- [Work instructions] From the records below, pull each line that has "Registered".

━━━━━━━━━━━━━━━━━━━━

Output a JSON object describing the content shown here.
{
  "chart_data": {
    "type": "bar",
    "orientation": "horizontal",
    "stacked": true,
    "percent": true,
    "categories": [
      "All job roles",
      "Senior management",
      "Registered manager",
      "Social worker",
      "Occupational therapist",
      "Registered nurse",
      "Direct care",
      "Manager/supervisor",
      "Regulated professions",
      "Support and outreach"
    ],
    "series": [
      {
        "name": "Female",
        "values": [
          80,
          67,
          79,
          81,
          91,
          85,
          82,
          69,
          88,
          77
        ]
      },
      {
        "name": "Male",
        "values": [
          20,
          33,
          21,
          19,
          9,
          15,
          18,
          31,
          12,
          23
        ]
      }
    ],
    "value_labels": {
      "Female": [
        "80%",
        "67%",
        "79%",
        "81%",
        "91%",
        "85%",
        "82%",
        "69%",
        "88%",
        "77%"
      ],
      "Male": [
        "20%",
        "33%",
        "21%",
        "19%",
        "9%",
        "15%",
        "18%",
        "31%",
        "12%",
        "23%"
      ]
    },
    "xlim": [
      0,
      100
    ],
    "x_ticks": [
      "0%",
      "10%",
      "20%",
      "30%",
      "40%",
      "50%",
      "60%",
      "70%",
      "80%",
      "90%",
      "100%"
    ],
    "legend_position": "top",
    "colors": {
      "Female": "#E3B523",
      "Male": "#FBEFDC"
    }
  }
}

━━━━━━━━━━━━━━━━━━━━

- [Final result]
      "Registered manager",
      "Registered nurse",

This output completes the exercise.